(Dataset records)
--------

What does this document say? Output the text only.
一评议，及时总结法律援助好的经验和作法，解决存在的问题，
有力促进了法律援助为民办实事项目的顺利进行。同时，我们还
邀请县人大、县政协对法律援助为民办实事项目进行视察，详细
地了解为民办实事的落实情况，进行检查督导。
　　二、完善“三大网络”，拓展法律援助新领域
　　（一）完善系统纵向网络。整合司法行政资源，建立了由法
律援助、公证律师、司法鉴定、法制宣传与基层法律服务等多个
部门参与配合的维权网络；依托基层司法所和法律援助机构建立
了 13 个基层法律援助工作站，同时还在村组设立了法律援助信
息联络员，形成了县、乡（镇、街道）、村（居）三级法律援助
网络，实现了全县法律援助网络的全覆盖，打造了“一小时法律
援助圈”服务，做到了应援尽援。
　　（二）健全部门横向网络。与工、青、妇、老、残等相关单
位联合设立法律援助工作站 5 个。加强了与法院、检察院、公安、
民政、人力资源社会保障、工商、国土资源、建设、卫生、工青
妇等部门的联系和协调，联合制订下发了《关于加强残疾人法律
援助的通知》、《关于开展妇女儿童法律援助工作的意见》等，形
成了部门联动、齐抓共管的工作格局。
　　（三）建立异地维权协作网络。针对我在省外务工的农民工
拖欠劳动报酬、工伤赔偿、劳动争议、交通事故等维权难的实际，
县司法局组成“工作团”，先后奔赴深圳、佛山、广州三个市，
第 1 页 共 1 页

--------

** THE TASK **
Output the listing above word for word.

** EXERCISE RESULT **
What does this document say? Output the text only.
一评议，及时总结法律援助好的经验和作法，解决存在的问题，
有力促进了法律援助为民办实事项目的顺利进行。同时，我们还
邀请县人大、县政协对法律援助为民办实事项目进行视察，详细
地了解为民办实事的落实情况，进行检查督导。
　　二、完善“三大网络”，拓展法律援助新领域
　　（一）完善系统纵向网络。整合司法行政资源，建立了由法
律援助、公证律师、司法鉴定、法制宣传与基层法律服务等多个
部门参与配合的维权网络；依托基层司法所和法律援助机构建立
了 13 个基层法律援助工作站，同时还在村组设立了法律援助信
息联络员，形成了县、乡（镇、街道）、村（居）三级法律援助
网络，实现了全县法律援助网络的全覆盖，打造了“一小时法律
援助圈”服务，做到了应援尽援。
　　（二）健全部门横向网络。与工、青、妇、老、残等相关单
位联合设立法律援助工作站 5 个。加强了与法院、检察院、公安、
民政、人力资源社会保障、工商、国土资源、建设、卫生、工青
妇等部门的联系和协调，联合制订下发了《关于加强残疾人法律
援助的通知》、《关于开展妇女儿童法律援助工作的意见》等，形
成了部门联动、齐抓共管的工作格局。
　　（三）建立异地维权协作网络。针对我在省外务工的农民工
拖欠劳动报酬、工伤赔偿、劳动争议、交通事故等维权难的实际，
县司法局组成“工作团”，先后奔赴深圳、佛山、广州三个市，
第 1 页 共 1 页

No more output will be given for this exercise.